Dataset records
───

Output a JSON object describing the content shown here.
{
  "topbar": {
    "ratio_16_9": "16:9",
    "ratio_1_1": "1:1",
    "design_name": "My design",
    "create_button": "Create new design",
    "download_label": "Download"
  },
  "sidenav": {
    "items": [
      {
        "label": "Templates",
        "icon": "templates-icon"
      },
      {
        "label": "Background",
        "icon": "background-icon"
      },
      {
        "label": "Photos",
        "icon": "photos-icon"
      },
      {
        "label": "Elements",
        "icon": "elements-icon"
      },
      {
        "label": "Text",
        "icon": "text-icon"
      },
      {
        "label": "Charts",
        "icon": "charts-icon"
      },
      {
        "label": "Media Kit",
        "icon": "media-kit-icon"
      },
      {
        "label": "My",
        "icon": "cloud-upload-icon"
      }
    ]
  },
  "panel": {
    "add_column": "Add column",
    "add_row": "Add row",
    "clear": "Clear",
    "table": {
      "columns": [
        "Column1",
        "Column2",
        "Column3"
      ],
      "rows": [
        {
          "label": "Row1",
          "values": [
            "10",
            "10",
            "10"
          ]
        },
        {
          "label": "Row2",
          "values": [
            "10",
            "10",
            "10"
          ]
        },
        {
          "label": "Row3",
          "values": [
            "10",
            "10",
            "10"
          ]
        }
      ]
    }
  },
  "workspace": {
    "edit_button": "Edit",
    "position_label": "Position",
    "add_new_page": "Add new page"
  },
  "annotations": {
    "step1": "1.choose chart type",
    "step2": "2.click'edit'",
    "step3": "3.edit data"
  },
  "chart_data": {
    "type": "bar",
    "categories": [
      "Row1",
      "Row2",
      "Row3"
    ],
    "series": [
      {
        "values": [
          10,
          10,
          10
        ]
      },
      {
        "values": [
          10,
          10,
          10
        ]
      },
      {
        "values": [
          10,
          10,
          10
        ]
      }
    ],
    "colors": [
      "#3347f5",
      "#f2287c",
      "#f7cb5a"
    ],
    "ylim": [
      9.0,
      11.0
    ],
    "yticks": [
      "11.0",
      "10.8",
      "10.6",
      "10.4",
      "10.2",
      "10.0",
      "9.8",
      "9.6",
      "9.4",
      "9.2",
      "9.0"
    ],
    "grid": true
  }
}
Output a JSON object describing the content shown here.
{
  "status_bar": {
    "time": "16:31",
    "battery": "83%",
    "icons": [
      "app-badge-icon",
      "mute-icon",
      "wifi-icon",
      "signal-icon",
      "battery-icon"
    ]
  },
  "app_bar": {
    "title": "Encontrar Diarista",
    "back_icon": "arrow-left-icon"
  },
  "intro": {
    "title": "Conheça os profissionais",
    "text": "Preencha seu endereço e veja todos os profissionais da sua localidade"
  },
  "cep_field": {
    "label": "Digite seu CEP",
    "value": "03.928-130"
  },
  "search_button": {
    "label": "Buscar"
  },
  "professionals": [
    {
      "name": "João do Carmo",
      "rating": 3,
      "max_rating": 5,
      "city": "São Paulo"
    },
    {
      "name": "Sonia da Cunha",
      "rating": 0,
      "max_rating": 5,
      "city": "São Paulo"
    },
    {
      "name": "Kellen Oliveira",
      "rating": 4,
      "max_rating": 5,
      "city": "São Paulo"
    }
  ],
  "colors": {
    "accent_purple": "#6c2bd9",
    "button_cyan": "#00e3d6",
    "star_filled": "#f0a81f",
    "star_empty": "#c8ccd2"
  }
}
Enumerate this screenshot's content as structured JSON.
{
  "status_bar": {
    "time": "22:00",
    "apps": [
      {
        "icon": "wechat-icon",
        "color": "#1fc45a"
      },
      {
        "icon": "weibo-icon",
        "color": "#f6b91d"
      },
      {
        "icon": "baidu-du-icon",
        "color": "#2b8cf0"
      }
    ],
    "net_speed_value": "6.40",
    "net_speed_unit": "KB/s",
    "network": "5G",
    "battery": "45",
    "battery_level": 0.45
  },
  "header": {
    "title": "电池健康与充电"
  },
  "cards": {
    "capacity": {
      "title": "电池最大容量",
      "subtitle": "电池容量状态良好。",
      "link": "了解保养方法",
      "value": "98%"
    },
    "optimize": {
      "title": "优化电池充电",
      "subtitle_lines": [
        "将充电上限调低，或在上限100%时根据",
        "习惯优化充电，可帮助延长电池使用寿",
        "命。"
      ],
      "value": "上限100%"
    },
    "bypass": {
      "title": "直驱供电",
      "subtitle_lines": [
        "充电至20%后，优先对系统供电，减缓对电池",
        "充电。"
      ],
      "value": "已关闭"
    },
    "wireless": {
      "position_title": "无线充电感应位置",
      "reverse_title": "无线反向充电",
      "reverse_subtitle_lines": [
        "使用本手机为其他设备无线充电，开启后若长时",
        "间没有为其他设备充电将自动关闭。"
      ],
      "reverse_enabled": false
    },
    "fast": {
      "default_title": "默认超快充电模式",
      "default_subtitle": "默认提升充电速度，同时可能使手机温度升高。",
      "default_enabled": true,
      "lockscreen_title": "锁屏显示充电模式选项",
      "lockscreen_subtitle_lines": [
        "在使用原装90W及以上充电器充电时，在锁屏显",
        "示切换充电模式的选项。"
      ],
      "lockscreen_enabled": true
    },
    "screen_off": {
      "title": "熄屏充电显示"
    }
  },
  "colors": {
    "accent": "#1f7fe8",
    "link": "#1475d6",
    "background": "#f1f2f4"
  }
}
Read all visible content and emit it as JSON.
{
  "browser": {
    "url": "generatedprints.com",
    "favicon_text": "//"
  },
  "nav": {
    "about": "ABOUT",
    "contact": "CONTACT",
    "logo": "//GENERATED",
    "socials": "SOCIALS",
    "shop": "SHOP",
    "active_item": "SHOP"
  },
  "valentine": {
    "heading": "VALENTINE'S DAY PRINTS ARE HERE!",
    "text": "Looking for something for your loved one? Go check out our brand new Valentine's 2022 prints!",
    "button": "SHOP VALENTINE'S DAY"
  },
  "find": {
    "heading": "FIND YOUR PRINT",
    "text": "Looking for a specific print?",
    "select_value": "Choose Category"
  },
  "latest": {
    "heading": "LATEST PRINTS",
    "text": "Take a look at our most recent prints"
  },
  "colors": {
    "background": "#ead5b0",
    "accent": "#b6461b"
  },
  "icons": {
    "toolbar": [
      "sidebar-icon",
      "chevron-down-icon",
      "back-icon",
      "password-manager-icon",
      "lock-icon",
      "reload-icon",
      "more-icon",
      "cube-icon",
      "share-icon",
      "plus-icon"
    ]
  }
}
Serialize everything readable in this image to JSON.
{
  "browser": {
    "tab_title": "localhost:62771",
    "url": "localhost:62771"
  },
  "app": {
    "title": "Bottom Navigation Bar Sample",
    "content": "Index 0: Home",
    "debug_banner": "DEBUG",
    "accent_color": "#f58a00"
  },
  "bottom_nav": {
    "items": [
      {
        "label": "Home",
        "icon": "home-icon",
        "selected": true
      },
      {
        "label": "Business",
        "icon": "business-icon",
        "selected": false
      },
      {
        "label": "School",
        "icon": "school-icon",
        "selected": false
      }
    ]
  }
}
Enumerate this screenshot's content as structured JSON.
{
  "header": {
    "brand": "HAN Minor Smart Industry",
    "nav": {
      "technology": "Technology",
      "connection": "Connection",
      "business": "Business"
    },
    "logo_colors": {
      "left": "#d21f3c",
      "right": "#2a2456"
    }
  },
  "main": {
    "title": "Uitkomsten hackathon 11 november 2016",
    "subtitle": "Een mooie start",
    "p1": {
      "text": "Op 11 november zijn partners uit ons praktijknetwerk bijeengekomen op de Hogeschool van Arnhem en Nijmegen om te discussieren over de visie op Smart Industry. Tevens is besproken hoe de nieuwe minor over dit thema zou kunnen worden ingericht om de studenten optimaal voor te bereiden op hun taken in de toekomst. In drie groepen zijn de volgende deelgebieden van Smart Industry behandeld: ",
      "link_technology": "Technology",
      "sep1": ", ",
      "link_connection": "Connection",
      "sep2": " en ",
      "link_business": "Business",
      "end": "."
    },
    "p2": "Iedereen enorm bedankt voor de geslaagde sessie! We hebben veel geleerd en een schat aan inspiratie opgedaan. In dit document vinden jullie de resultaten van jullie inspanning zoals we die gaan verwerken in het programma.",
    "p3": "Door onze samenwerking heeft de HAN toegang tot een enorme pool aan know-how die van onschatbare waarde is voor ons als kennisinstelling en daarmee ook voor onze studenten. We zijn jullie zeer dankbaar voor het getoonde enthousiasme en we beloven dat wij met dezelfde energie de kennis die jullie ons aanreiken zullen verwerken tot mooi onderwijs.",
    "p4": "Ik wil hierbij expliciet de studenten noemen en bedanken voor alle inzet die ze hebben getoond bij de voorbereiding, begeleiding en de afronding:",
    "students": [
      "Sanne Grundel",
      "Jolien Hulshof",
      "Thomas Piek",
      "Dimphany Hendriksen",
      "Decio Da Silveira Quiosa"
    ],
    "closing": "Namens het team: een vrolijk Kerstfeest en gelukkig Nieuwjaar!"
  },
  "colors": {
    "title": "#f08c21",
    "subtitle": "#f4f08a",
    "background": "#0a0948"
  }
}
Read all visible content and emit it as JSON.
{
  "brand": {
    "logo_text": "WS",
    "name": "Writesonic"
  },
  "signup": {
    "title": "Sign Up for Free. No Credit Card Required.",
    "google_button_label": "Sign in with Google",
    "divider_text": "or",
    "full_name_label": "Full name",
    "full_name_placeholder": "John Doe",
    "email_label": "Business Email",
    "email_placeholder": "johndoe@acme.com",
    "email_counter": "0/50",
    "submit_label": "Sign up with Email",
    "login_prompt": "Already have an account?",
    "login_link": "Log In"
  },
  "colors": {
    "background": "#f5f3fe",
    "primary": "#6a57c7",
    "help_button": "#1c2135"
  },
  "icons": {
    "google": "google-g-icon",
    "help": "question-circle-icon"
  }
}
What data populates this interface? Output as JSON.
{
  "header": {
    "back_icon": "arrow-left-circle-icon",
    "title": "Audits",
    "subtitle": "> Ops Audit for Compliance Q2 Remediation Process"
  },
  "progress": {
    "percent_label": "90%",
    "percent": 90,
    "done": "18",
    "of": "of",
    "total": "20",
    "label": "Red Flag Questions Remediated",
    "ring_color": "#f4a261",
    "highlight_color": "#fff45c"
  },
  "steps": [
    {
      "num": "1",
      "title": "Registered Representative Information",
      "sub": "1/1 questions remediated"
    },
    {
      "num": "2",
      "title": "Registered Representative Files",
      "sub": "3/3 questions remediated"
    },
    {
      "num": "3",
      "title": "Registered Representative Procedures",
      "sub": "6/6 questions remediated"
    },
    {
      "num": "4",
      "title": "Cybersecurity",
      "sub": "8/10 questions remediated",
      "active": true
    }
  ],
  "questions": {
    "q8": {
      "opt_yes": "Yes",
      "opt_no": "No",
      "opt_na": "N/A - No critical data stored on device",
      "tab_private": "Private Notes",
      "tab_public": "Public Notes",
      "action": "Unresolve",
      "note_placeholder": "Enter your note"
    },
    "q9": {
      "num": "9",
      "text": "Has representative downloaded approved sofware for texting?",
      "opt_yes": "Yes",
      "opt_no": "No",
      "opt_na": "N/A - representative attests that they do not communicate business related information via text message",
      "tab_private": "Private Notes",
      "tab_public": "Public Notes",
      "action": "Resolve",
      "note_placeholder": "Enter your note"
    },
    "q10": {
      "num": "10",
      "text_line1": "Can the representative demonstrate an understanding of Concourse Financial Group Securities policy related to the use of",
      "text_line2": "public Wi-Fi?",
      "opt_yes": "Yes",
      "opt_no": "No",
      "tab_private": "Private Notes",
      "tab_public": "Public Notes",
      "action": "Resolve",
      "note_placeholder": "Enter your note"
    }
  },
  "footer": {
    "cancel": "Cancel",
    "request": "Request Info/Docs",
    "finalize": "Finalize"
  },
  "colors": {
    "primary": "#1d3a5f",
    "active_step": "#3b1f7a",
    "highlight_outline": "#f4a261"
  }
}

───

→ **What the task requires**
Pull out every line in the material above where "hebben" occurs.

→ **Expected answer**
    "p2": "Iedereen enorm bedankt voor de geslaagde sessie! We hebben veel geleerd en een schat aan inspiratie opgedaan. In dit document vinden jullie de resultaten van jullie inspanning zoals we die gaan verwerken in het programma.",
    "p4": "Ik wil hierbij expliciet de studenten noemen en bedanken voor alle inzet die ze hebben getoond bij de voorbereiding, begeleiding en de afronding:",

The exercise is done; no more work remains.